- PROBLEM DETAILS -
All of the data should be restated word for word, with the pictures omitted.

- PROVIDED MATERIAL -
====
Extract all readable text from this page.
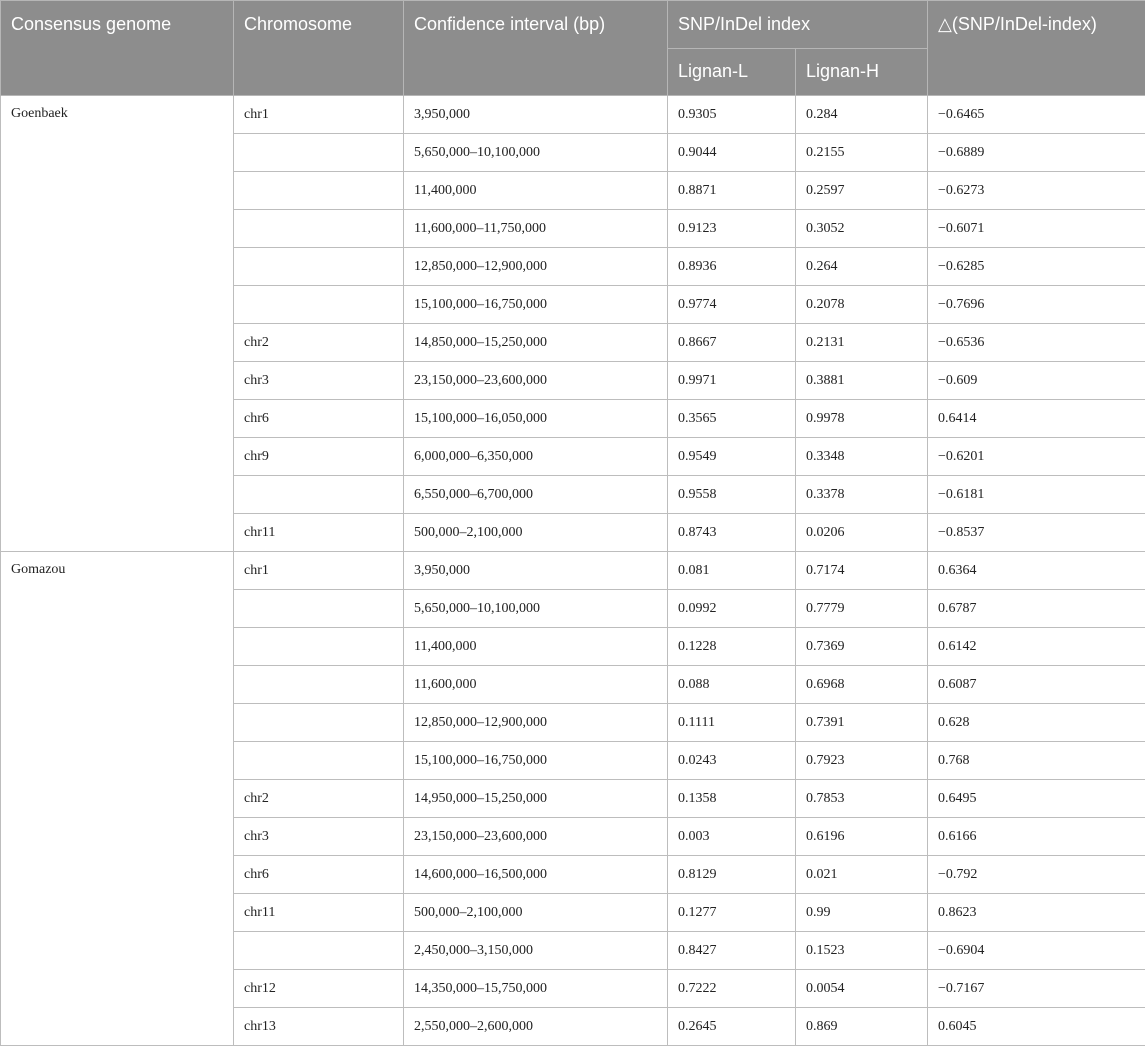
Consensus genome	Chromosome	Confidence interval (bp)	SNP/InDel index		△(SNP/InDel-index)
			Lignan-L	Lignan-H	
Goenbaek	chr1	3,950,000	0.9305	0.284	−0.6465
		5,650,000–10,100,000	0.9044	0.2155	−0.6889
		11,400,000	0.8871	0.2597	−0.6273
		11,600,000–11,750,000	0.9123	0.3052	−0.6071
		12,850,000–12,900,000	0.8936	0.264	−0.6285
		15,100,000–16,750,000	0.9774	0.2078	−0.7696
	chr2	14,850,000–15,250,000	0.8667	0.2131	−0.6536
	chr3	23,150,000–23,600,000	0.9971	0.3881	−0.609
	chr6	15,100,000–16,050,000	0.3565	0.9978	0.6414
	chr9	6,000,000–6,350,000	0.9549	0.3348	−0.6201
		6,550,000–6,700,000	0.9558	0.3378	−0.6181
	chr11	500,000–2,100,000	0.8743	0.0206	−0.8537
Gomazou	chr1	3,950,000	0.081	0.7174	0.6364
		5,650,000–10,100,000	0.0992	0.7779	0.6787
		11,400,000	0.1228	0.7369	0.6142
		11,600,000	0.088	0.6968	0.6087
		12,850,000–12,900,000	0.1111	0.7391	0.628
		15,100,000–16,750,000	0.0243	0.7923	0.768
	chr2	14,950,000–15,250,000	0.1358	0.7853	0.6495
	chr3	23,150,000–23,600,000	0.003	0.6196	0.6166
	chr6	14,600,000–16,500,000	0.8129	0.021	−0.792
	chr11	500,000–2,100,000	0.1277	0.99	0.8623
		2,450,000–3,150,000	0.8427	0.1523	−0.6904
	chr12	14,350,000–15,750,000	0.7222	0.0054	−0.7167
	chr13	2,550,000–2,600,000	0.2645	0.869	0.6045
====
- RESPONSE -
Extract all readable text from this page.
Consensus genome	Chromosome	Confidence interval (bp)	SNP/InDel index		△(SNP/InDel-index)
			Lignan-L	Lignan-H	
Goenbaek	chr1	3,950,000	0.9305	0.284	−0.6465
		5,650,000–10,100,000	0.9044	0.2155	−0.6889
		11,400,000	0.8871	0.2597	−0.6273
		11,600,000–11,750,000	0.9123	0.3052	−0.6071
		12,850,000–12,900,000	0.8936	0.264	−0.6285
		15,100,000–16,750,000	0.9774	0.2078	−0.7696
	chr2	14,850,000–15,250,000	0.8667	0.2131	−0.6536
	chr3	23,150,000–23,600,000	0.9971	0.3881	−0.609
	chr6	15,100,000–16,050,000	0.3565	0.9978	0.6414
	chr9	6,000,000–6,350,000	0.9549	0.3348	−0.6201
		6,550,000–6,700,000	0.9558	0.3378	−0.6181
	chr11	500,000–2,100,000	0.8743	0.0206	−0.8537
Gomazou	chr1	3,950,000	0.081	0.7174	0.6364
		5,650,000–10,100,000	0.0992	0.7779	0.6787
		11,400,000	0.1228	0.7369	0.6142
		11,600,000	0.088	0.6968	0.6087
		12,850,000–12,900,000	0.1111	0.7391	0.628
		15,100,000–16,750,000	0.0243	0.7923	0.768
	chr2	14,950,000–15,250,000	0.1358	0.7853	0.6495
	chr3	23,150,000–23,600,000	0.003	0.6196	0.6166
	chr6	14,600,000–16,500,000	0.8129	0.021	−0.792
	chr11	500,000–2,100,000	0.1277	0.99	0.8623
		2,450,000–3,150,000	0.8427	0.1523	−0.6904
	chr12	14,350,000–15,750,000	0.7222	0.0054	−0.7167
	chr13	2,550,000–2,600,000	0.2645	0.869	0.6045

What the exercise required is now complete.